▶ Task requirements
Out of the lines below, please list those that hold the string "access".

▶ Record set
## START

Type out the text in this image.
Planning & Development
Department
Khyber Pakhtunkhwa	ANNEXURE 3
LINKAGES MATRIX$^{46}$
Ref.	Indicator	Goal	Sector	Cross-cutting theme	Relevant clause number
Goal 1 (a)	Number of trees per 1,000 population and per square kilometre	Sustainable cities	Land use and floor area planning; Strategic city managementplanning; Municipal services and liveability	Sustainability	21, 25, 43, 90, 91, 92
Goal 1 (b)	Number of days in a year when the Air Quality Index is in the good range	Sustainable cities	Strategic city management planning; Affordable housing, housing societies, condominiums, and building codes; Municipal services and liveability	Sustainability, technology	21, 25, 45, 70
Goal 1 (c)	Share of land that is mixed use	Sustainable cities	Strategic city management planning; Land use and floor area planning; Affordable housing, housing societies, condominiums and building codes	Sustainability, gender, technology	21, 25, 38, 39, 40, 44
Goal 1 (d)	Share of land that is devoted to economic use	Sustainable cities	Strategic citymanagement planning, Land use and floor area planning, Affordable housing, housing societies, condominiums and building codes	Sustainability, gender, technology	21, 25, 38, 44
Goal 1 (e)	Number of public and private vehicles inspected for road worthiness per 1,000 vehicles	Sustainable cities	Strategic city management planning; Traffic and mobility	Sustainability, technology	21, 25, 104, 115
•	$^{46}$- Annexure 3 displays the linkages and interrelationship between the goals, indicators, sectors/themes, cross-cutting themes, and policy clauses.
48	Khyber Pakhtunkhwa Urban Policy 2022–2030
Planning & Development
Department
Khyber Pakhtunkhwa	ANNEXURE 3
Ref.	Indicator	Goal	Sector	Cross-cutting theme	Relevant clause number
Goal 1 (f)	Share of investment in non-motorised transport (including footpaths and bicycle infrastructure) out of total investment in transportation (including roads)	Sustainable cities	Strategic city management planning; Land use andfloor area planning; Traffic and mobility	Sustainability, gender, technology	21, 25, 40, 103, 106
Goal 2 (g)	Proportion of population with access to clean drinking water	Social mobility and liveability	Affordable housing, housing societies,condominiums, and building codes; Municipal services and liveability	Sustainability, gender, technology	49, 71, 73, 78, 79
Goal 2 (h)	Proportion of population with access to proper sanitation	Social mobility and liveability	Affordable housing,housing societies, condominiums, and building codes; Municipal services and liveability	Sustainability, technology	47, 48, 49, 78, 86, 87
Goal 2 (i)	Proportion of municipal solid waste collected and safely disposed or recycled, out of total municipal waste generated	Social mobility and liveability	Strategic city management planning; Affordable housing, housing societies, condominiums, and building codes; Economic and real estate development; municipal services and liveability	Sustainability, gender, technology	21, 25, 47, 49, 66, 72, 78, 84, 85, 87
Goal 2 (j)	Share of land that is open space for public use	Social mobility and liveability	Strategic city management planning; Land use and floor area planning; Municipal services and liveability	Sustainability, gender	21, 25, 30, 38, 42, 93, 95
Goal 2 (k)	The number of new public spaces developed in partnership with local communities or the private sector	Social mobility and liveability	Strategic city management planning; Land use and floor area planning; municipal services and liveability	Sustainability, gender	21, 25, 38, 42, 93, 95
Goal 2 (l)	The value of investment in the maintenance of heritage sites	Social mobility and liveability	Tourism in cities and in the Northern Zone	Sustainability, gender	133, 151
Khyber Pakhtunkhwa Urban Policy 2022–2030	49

## END

▶ Finished answer
Goal 2 (g)	Proportion of population with access to clean drinking water	Social mobility and liveability	Affordable housing, housing societies,condominiums, and building codes; Municipal services and liveability	Sustainability, gender, technology	49, 71, 73, 78, 79
Goal 2 (h)	Proportion of population with access to proper sanitation	Social mobility and liveability	Affordable housing,housing societies, condominiums, and building codes; Municipal services and liveability	Sustainability, technology	47, 48, 49, 78, 86, 87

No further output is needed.